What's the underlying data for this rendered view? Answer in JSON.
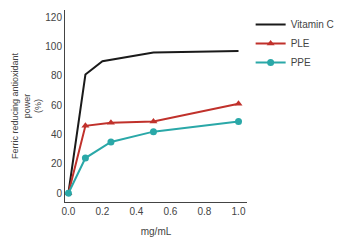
{
  "chart_data": {
    "type": "line",
    "xlabel": "mg/mL",
    "ylabel": "Ferric reducing antioxidant\npower\n(%)",
    "series": [
      {
        "name": "Vitamin C",
        "color": "#1a1a1a",
        "marker": "none",
        "x": [
          0.0,
          0.1,
          0.2,
          0.5,
          1.0
        ],
        "values": [
          0.0,
          81.0,
          90.0,
          96.0,
          97.0
        ]
      },
      {
        "name": "PLE",
        "color": "#c0312b",
        "marker": "triangle",
        "x": [
          0.0,
          0.1,
          0.25,
          0.5,
          1.0
        ],
        "values": [
          0.0,
          46.0,
          48.0,
          49.0,
          61.0
        ]
      },
      {
        "name": "PPE",
        "color": "#2aa8a8",
        "marker": "circle",
        "x": [
          0.0,
          0.1,
          0.25,
          0.5,
          1.0
        ],
        "values": [
          0.0,
          24.0,
          35.0,
          42.0,
          49.0
        ]
      }
    ],
    "xlim": [
      -0.02,
      1.05
    ],
    "ylim": [
      -6,
      125
    ],
    "xticks": [
      {
        "value": 0.0,
        "label": "0.0"
      },
      0.2,
      0.4,
      0.6,
      0.8,
      {
        "value": 1.0,
        "label": "1.0"
      }
    ],
    "yticks": [
      0,
      20,
      40,
      60,
      80,
      100,
      120
    ],
    "grid": false,
    "legend": "right"
  }
}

• • • • •

## What you should do
Write out the records above exactly as they stand, leaving out every picture.

## Written answer
What's the underlying data for this rendered view? Answer in JSON.
{
  "chart_data": {
    "type": "line",
    "xlabel": "mg/mL",
    "ylabel": "Ferric reducing antioxidant\npower\n(%)",
    "series": [
      {
        "name": "Vitamin C",
        "color": "#1a1a1a",
        "marker": "none",
        "x": [
          0.0,
          0.1,
          0.2,
          0.5,
          1.0
        ],
        "values": [
          0.0,
          81.0,
          90.0,
          96.0,
          97.0
        ]
      },
      {
        "name": "PLE",
        "color": "#c0312b",
        "marker": "triangle",
        "x": [
          0.0,
          0.1,
          0.25,
          0.5,
          1.0
        ],
        "values": [
          0.0,
          46.0,
          48.0,
          49.0,
          61.0
        ]
      },
      {
        "name": "PPE",
        "color": "#2aa8a8",
        "marker": "circle",
        "x": [
          0.0,
          0.1,
          0.25,
          0.5,
          1.0
        ],
        "values": [
          0.0,
          24.0,
          35.0,
          42.0,
          49.0
        ]
      }
    ],
    "xlim": [
      -0.02,
      1.05
    ],
    "ylim": [
      -6,
      125
    ],
    "xticks": [
      {
        "value": 0.0,
        "label": "0.0"
      },
      0.2,
      0.4,
      0.6,
      0.8,
      {
        "value": 1.0,
        "label": "1.0"
      }
    ],
    "yticks": [
      0,
      20,
      40,
      60,
      80,
      100,
      120
    ],
    "grid": false,
    "legend": "right"
  }
}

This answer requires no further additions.